INSTRUCTION »
The entire listing is to be repeated verbatim.

ENTRIES SHOWN »
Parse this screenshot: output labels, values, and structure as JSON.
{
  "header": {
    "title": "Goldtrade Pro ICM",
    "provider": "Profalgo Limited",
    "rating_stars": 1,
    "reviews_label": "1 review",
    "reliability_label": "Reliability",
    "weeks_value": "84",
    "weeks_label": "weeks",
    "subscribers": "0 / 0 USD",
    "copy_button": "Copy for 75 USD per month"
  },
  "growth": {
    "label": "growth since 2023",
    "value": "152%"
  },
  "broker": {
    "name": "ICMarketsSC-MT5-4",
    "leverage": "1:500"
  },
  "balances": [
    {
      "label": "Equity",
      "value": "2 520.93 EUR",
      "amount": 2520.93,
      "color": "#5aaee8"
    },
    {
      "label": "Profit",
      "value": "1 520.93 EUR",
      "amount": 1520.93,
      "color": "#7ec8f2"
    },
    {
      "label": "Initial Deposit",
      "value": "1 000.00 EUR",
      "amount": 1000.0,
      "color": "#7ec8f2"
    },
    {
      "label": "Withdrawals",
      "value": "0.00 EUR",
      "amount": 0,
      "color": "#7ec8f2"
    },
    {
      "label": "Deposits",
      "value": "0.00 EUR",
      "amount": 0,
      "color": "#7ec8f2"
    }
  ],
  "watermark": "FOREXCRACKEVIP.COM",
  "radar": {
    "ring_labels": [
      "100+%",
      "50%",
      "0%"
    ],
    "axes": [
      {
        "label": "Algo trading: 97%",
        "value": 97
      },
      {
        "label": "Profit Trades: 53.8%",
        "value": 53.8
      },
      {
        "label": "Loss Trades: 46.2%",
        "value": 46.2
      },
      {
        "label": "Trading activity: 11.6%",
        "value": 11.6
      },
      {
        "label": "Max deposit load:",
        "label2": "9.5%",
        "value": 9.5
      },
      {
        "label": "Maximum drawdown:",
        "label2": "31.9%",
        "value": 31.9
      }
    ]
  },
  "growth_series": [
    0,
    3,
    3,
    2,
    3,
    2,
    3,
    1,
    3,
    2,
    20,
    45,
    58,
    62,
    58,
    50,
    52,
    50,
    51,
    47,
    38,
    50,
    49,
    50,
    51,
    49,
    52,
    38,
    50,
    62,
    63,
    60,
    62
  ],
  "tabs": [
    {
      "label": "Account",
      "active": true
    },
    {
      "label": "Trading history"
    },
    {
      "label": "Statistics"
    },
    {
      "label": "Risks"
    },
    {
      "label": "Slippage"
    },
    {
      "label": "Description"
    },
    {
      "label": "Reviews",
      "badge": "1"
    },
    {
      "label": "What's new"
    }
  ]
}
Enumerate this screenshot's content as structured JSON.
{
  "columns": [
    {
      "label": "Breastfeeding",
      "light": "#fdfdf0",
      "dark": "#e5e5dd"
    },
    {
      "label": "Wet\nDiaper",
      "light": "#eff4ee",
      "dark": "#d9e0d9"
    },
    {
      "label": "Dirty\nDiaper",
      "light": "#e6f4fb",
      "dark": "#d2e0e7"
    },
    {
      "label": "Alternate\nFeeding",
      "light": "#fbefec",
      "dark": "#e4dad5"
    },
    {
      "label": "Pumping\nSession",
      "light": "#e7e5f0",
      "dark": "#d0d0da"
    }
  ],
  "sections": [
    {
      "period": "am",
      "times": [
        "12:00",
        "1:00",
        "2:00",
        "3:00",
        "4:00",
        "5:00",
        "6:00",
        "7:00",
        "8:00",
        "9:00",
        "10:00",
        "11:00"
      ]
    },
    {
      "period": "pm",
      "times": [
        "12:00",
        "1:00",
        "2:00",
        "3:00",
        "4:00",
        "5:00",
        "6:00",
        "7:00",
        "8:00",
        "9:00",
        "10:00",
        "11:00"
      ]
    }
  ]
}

SOLUTION FOR THIS TASK »
Parse this screenshot: output labels, values, and structure as JSON.
{
  "header": {
    "title": "Goldtrade Pro ICM",
    "provider": "Profalgo Limited",
    "rating_stars": 1,
    "reviews_label": "1 review",
    "reliability_label": "Reliability",
    "weeks_value": "84",
    "weeks_label": "weeks",
    "subscribers": "0 / 0 USD",
    "copy_button": "Copy for 75 USD per month"
  },
  "growth": {
    "label": "growth since 2023",
    "value": "152%"
  },
  "broker": {
    "name": "ICMarketsSC-MT5-4",
    "leverage": "1:500"
  },
  "balances": [
    {
      "label": "Equity",
      "value": "2 520.93 EUR",
      "amount": 2520.93,
      "color": "#5aaee8"
    },
    {
      "label": "Profit",
      "value": "1 520.93 EUR",
      "amount": 1520.93,
      "color": "#7ec8f2"
    },
    {
      "label": "Initial Deposit",
      "value": "1 000.00 EUR",
      "amount": 1000.0,
      "color": "#7ec8f2"
    },
    {
      "label": "Withdrawals",
      "value": "0.00 EUR",
      "amount": 0,
      "color": "#7ec8f2"
    },
    {
      "label": "Deposits",
      "value": "0.00 EUR",
      "amount": 0,
      "color": "#7ec8f2"
    }
  ],
  "watermark": "FOREXCRACKEVIP.COM",
  "radar": {
    "ring_labels": [
      "100+%",
      "50%",
      "0%"
    ],
    "axes": [
      {
        "label": "Algo trading: 97%",
        "value": 97
      },
      {
        "label": "Profit Trades: 53.8%",
        "value": 53.8
      },
      {
        "label": "Loss Trades: 46.2%",
        "value": 46.2
      },
      {
        "label": "Trading activity: 11.6%",
        "value": 11.6
      },
      {
        "label": "Max deposit load:",
        "label2": "9.5%",
        "value": 9.5
      },
      {
        "label": "Maximum drawdown:",
        "label2": "31.9%",
        "value": 31.9
      }
    ]
  },
  "growth_series": [
    0,
    3,
    3,
    2,
    3,
    2,
    3,
    1,
    3,
    2,
    20,
    45,
    58,
    62,
    58,
    50,
    52,
    50,
    51,
    47,
    38,
    50,
    49,
    50,
    51,
    49,
    52,
    38,
    50,
    62,
    63,
    60,
    62
  ],
  "tabs": [
    {
      "label": "Account",
      "active": true
    },
    {
      "label": "Trading history"
    },
    {
      "label": "Statistics"
    },
    {
      "label": "Risks"
    },
    {
      "label": "Slippage"
    },
    {
      "label": "Description"
    },
    {
      "label": "Reviews",
      "badge": "1"
    },
    {
      "label": "What's new"
    }
  ]
}
Enumerate this screenshot's content as structured JSON.
{
  "columns": [
    {
      "label": "Breastfeeding",
      "light": "#fdfdf0",
      "dark": "#e5e5dd"
    },
    {
      "label": "Wet\nDiaper",
      "light": "#eff4ee",
      "dark": "#d9e0d9"
    },
    {
      "label": "Dirty\nDiaper",
      "light": "#e6f4fb",
      "dark": "#d2e0e7"
    },
    {
      "label": "Alternate\nFeeding",
      "light": "#fbefec",
      "dark": "#e4dad5"
    },
    {
      "label": "Pumping\nSession",
      "light": "#e7e5f0",
      "dark": "#d0d0da"
    }
  ],
  "sections": [
    {
      "period": "am",
      "times": [
        "12:00",
        "1:00",
        "2:00",
        "3:00",
        "4:00",
        "5:00",
        "6:00",
        "7:00",
        "8:00",
        "9:00",
        "10:00",
        "11:00"
      ]
    },
    {
      "period": "pm",
      "times": [
        "12:00",
        "1:00",
        "2:00",
        "3:00",
        "4:00",
        "5:00",
        "6:00",
        "7:00",
        "8:00",
        "9:00",
        "10:00",
        "11:00"
      ]
    }
  ]
}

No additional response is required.